**** Records supplied ****

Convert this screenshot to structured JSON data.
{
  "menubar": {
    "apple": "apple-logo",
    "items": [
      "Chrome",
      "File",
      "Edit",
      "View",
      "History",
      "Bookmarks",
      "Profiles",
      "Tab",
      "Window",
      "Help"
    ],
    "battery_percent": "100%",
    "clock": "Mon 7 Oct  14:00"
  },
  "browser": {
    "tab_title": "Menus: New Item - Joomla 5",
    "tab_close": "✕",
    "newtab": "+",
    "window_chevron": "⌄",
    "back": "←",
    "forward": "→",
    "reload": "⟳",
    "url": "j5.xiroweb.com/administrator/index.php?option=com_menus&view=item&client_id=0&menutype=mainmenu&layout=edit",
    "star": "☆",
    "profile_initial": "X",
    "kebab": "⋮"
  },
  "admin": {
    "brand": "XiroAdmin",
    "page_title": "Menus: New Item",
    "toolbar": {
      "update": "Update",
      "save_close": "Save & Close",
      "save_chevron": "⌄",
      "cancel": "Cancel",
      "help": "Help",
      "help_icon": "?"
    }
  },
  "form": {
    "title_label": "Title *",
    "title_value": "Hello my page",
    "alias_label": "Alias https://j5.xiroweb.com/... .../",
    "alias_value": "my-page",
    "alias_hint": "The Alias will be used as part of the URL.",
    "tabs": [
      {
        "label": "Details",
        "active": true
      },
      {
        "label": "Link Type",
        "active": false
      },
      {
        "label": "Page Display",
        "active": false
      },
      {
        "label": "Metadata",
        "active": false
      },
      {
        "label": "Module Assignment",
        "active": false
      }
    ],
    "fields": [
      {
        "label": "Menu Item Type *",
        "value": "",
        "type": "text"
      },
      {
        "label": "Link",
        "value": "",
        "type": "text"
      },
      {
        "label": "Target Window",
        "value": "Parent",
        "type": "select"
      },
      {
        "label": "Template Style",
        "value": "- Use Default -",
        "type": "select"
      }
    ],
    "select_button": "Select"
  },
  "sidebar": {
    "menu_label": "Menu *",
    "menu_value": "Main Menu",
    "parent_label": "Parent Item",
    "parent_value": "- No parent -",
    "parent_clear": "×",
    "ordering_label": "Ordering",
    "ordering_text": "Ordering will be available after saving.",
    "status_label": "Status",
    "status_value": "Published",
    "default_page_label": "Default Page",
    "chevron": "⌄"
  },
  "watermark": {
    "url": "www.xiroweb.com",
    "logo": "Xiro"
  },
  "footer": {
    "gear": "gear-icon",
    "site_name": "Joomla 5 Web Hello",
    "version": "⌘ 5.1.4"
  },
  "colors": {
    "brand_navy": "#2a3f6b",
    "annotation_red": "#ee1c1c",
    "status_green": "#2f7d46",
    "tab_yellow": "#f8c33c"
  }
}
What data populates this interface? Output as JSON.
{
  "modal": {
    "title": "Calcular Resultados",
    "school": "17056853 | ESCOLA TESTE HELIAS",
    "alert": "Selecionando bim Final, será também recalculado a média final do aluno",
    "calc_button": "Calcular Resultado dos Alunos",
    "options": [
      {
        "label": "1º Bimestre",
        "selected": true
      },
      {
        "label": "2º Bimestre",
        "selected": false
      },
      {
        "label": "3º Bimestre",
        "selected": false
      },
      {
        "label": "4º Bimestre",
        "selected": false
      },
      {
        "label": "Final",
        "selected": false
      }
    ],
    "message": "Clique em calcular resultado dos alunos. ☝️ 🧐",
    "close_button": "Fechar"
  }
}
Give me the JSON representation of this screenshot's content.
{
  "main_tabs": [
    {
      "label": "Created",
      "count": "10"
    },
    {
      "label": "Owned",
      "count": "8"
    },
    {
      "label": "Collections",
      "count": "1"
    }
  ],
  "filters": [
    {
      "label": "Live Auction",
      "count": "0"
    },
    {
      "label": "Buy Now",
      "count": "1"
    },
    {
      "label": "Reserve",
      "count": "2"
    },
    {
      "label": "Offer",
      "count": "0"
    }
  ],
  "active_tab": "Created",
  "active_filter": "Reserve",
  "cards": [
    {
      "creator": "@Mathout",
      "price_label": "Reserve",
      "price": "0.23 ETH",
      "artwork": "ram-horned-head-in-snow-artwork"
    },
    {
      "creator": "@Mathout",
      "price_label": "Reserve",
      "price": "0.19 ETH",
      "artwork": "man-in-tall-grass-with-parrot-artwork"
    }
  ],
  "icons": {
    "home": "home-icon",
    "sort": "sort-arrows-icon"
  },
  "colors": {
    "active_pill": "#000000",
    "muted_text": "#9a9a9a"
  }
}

****

Recopy all the lines exactly as they appear.

* _Complete output_
Convert this screenshot to structured JSON data.
{
  "menubar": {
    "apple": "apple-logo",
    "items": [
      "Chrome",
      "File",
      "Edit",
      "View",
      "History",
      "Bookmarks",
      "Profiles",
      "Tab",
      "Window",
      "Help"
    ],
    "battery_percent": "100%",
    "clock": "Mon 7 Oct  14:00"
  },
  "browser": {
    "tab_title": "Menus: New Item - Joomla 5",
    "tab_close": "✕",
    "newtab": "+",
    "window_chevron": "⌄",
    "back": "←",
    "forward": "→",
    "reload": "⟳",
    "url": "j5.xiroweb.com/administrator/index.php?option=com_menus&view=item&client_id=0&menutype=mainmenu&layout=edit",
    "star": "☆",
    "profile_initial": "X",
    "kebab": "⋮"
  },
  "admin": {
    "brand": "XiroAdmin",
    "page_title": "Menus: New Item",
    "toolbar": {
      "update": "Update",
      "save_close": "Save & Close",
      "save_chevron": "⌄",
      "cancel": "Cancel",
      "help": "Help",
      "help_icon": "?"
    }
  },
  "form": {
    "title_label": "Title *",
    "title_value": "Hello my page",
    "alias_label": "Alias https://j5.xiroweb.com/... .../",
    "alias_value": "my-page",
    "alias_hint": "The Alias will be used as part of the URL.",
    "tabs": [
      {
        "label": "Details",
        "active": true
      },
      {
        "label": "Link Type",
        "active": false
      },
      {
        "label": "Page Display",
        "active": false
      },
      {
        "label": "Metadata",
        "active": false
      },
      {
        "label": "Module Assignment",
        "active": false
      }
    ],
    "fields": [
      {
        "label": "Menu Item Type *",
        "value": "",
        "type": "text"
      },
      {
        "label": "Link",
        "value": "",
        "type": "text"
      },
      {
        "label": "Target Window",
        "value": "Parent",
        "type": "select"
      },
      {
        "label": "Template Style",
        "value": "- Use Default -",
        "type": "select"
      }
    ],
    "select_button": "Select"
  },
  "sidebar": {
    "menu_label": "Menu *",
    "menu_value": "Main Menu",
    "parent_label": "Parent Item",
    "parent_value": "- No parent -",
    "parent_clear": "×",
    "ordering_label": "Ordering",
    "ordering_text": "Ordering will be available after saving.",
    "status_label": "Status",
    "status_value": "Published",
    "default_page_label": "Default Page",
    "chevron": "⌄"
  },
  "watermark": {
    "url": "www.xiroweb.com",
    "logo": "Xiro"
  },
  "footer": {
    "gear": "gear-icon",
    "site_name": "Joomla 5 Web Hello",
    "version": "⌘ 5.1.4"
  },
  "colors": {
    "brand_navy": "#2a3f6b",
    "annotation_red": "#ee1c1c",
    "status_green": "#2f7d46",
    "tab_yellow": "#f8c33c"
  }
}
What data populates this interface? Output as JSON.
{
  "modal": {
    "title": "Calcular Resultados",
    "school": "17056853 | ESCOLA TESTE HELIAS",
    "alert": "Selecionando bim Final, será também recalculado a média final do aluno",
    "calc_button": "Calcular Resultado dos Alunos",
    "options": [
      {
        "label": "1º Bimestre",
        "selected": true
      },
      {
        "label": "2º Bimestre",
        "selected": false
      },
      {
        "label": "3º Bimestre",
        "selected": false
      },
      {
        "label": "4º Bimestre",
        "selected": false
      },
      {
        "label": "Final",
        "selected": false
      }
    ],
    "message": "Clique em calcular resultado dos alunos. ☝️ 🧐",
    "close_button": "Fechar"
  }
}
Give me the JSON representation of this screenshot's content.
{
  "main_tabs": [
    {
      "label": "Created",
      "count": "10"
    },
    {
      "label": "Owned",
      "count": "8"
    },
    {
      "label": "Collections",
      "count": "1"
    }
  ],
  "filters": [
    {
      "label": "Live Auction",
      "count": "0"
    },
    {
      "label": "Buy Now",
      "count": "1"
    },
    {
      "label": "Reserve",
      "count": "2"
    },
    {
      "label": "Offer",
      "count": "0"
    }
  ],
  "active_tab": "Created",
  "active_filter": "Reserve",
  "cards": [
    {
      "creator": "@Mathout",
      "price_label": "Reserve",
      "price": "0.23 ETH",
      "artwork": "ram-horned-head-in-snow-artwork"
    },
    {
      "creator": "@Mathout",
      "price_label": "Reserve",
      "price": "0.19 ETH",
      "artwork": "man-in-tall-grass-with-parrot-artwork"
    }
  ],
  "icons": {
    "home": "home-icon",
    "sort": "sort-arrows-icon"
  },
  "colors": {
    "active_pill": "#000000",
    "muted_text": "#9a9a9a"
  }
}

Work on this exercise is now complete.